Selected extract:
The Oklahoma City Thunder once again were in control against the Indiana Pacers in Game 2 of the 2025 NBA Finals on Sunday. This time they stayed in control for all 48 minutes. The Thunder won Game 2 comfortably, 123-107, to even the best-of-seven series 1-1. The Thunder bounced back for the victory after coughing up a 15-point fourth-quarter lead in Game 1 on Thursday. Shai Gilgesous-Alexander led the way with 34 points and eight assists, and five different OKC players scored at least 15.

Tyrese Haliburton, who hit the heroic game-winner for Indiana in Game 1, had a quiet night. Haliburton was held to five points through three quarters (he ended with 17 after coming alive in the fourth).

The Thunder stepped on the gas in the second quarter, using a 35-9 run to open up a lopsided lead. Chet Holmgren made his presence felt after a lousy Game 1, scoring 15 points. Jalen Williams added 19, while Alex Caruso (20 points on 4-of-8 3-point shooting) and Aaron Wiggins (18 points on 5-of-8 3-point shooting) both had big games off the bench.

The series now shifts to Indiana for Games 3 and 4 on Wednesday and Friday. Here our biggest takeaways from Game 2.

Is this Haliburton, or is this Oklahoma City's defense?

Ignore the game-long stats for Tyrese Haliburton. Most of his numbers were accumulated in a mostly non-competitive fourth quarter. He had five points and four assists in the first three quarters. While he made the biggest shot of Game 1, he also finished the game with 14 points and six assists. On an individual level, the Finals have been a struggle for him thus far.

The question here is whether this is his own issue or just an inevitability of the defense he's facing. Haliburton, statistically at least, tends to have a dud at least once per playoff series. He's completed six series as a member of the Pacers and has at least one game with 10 or fewer points in all of them. But just think about how every other star guard the Thunder have faced this postseason have fared against them.

Given information:
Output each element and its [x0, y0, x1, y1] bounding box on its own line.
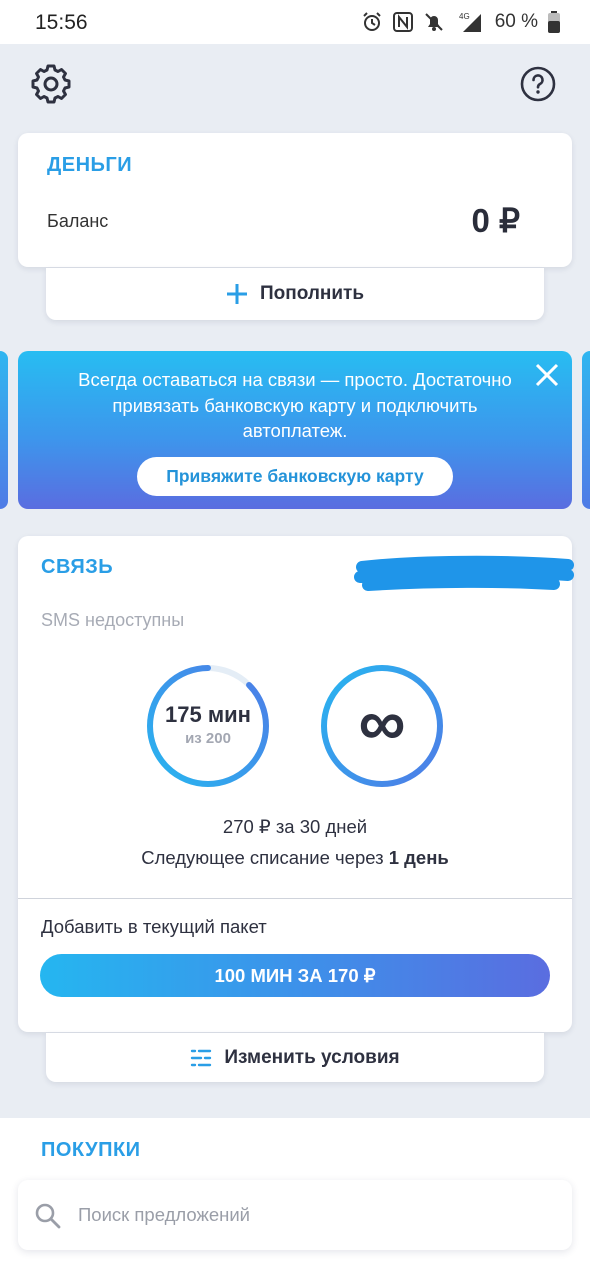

Problems and tasks:
• a. In the Game 2 recap, copy everything from "The Thunder stepped" down to "Oklahoma City's defense?", word for word.
• b. Turn the paragraph of the Game 2 recap that opens "The Thunder stepped on the gas" into a short list that keeps its main facts.
None of the listing is used for the tasks.

Solutions in order:
• a.
The Thunder stepped on the gas in the second quarter, using a 35-9 run to open up a lopsided lead. Chet Holmgren made his presence felt after a lousy Game 1, scoring 15 points. Jalen Williams added 19, while Alex Caruso (20 points on 4-of-8 3-point shooting) and Aaron Wiggins (18 points on 5-of-8 3-point shooting) both had big games off the bench.

The series now shifts to Indiana for Games 3 and 4 on Wednesday and Friday. Here our biggest takeaways from Game 2.

Is this Haliburton, or is this Oklahoma City's defense?

• b.
- Second quarter: the Thunder opened up a lopsided lead with a 35-9 run.
- Chet Holmgren: 15 points, after a lousy Game 1.
- Jalen Williams: 19 points.
- Alex Caruso (off the bench): 20 points on 4-of-8 3-point shooting.
- Aaron Wiggins (off the bench): 18 points on 5-of-8 3-point shooting.